Written instruction » Locate every line in the items below that contains the string "bishop", and copy each such line.
═════ Record extracts
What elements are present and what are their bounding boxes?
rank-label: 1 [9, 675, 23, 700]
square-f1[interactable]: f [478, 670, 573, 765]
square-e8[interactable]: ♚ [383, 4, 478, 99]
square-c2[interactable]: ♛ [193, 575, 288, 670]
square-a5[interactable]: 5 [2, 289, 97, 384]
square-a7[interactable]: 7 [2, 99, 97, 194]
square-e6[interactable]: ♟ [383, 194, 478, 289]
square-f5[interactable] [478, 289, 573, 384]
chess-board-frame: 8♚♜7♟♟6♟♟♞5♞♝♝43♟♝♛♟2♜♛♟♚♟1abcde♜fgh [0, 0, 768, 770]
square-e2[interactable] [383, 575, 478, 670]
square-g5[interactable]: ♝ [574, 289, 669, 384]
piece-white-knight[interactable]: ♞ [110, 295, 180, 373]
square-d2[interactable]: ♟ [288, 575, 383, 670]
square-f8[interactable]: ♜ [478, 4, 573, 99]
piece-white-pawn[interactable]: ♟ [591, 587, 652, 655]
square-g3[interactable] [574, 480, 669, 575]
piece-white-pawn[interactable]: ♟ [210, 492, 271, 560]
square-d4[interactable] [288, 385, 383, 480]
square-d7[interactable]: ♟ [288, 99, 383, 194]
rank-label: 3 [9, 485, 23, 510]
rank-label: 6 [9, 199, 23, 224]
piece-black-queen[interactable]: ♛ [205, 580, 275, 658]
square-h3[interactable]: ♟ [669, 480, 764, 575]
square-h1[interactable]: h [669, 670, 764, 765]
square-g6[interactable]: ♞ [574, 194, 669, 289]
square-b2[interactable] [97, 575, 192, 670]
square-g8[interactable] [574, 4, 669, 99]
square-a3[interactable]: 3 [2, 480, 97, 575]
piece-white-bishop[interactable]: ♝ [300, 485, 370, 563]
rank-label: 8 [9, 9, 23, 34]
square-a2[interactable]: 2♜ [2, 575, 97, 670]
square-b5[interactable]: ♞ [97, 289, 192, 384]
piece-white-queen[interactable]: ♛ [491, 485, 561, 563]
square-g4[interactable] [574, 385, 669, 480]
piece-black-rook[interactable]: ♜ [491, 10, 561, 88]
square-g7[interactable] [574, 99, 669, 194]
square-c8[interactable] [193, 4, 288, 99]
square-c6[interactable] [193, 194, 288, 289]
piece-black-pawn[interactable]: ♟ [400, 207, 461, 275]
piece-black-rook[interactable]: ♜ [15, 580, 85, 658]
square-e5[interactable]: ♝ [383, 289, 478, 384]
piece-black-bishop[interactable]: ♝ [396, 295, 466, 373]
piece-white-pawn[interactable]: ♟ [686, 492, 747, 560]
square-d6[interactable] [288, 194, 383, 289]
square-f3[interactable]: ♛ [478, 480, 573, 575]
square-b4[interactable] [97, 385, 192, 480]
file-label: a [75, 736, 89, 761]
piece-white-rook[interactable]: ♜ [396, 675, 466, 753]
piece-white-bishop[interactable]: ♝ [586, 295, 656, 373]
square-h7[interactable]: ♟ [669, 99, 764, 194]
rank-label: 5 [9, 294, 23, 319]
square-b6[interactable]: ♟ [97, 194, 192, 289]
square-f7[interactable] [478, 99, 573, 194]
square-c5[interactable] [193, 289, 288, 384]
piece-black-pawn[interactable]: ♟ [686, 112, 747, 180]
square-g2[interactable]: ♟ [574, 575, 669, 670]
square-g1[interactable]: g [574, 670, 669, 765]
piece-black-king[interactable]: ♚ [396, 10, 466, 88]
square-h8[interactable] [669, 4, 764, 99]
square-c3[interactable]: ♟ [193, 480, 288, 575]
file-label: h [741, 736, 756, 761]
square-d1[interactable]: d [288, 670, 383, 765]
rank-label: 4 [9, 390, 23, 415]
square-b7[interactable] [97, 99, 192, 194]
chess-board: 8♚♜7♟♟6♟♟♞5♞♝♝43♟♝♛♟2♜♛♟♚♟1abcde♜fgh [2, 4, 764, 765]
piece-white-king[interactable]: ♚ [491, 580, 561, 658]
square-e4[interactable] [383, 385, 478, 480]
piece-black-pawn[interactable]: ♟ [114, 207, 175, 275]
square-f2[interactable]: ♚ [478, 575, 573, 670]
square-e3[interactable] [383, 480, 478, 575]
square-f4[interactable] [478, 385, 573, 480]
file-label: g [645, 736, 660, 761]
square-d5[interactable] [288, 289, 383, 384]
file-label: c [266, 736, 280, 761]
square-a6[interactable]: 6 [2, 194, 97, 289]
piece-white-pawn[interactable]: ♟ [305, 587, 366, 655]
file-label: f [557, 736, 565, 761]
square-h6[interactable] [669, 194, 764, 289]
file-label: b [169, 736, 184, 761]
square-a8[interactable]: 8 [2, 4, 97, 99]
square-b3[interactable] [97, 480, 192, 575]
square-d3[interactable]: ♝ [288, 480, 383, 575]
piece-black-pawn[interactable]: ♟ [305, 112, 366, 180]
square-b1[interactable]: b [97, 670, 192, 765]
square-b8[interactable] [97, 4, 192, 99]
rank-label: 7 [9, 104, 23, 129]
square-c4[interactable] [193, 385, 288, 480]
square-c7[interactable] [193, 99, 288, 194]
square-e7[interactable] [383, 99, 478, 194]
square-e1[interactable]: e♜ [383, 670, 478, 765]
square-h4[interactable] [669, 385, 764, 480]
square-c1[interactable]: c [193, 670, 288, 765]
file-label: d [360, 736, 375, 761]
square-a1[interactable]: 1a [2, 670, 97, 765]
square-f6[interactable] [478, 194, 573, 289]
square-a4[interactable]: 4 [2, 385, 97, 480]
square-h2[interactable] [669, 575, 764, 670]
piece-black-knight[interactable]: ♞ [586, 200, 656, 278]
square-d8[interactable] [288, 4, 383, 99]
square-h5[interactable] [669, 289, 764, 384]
══════════
Full response »
piece-white-bishop[interactable]: ♝ [300, 485, 370, 563]
piece-black-bishop[interactable]: ♝ [396, 295, 466, 373]
piece-white-bishop[interactable]: ♝ [586, 295, 656, 373]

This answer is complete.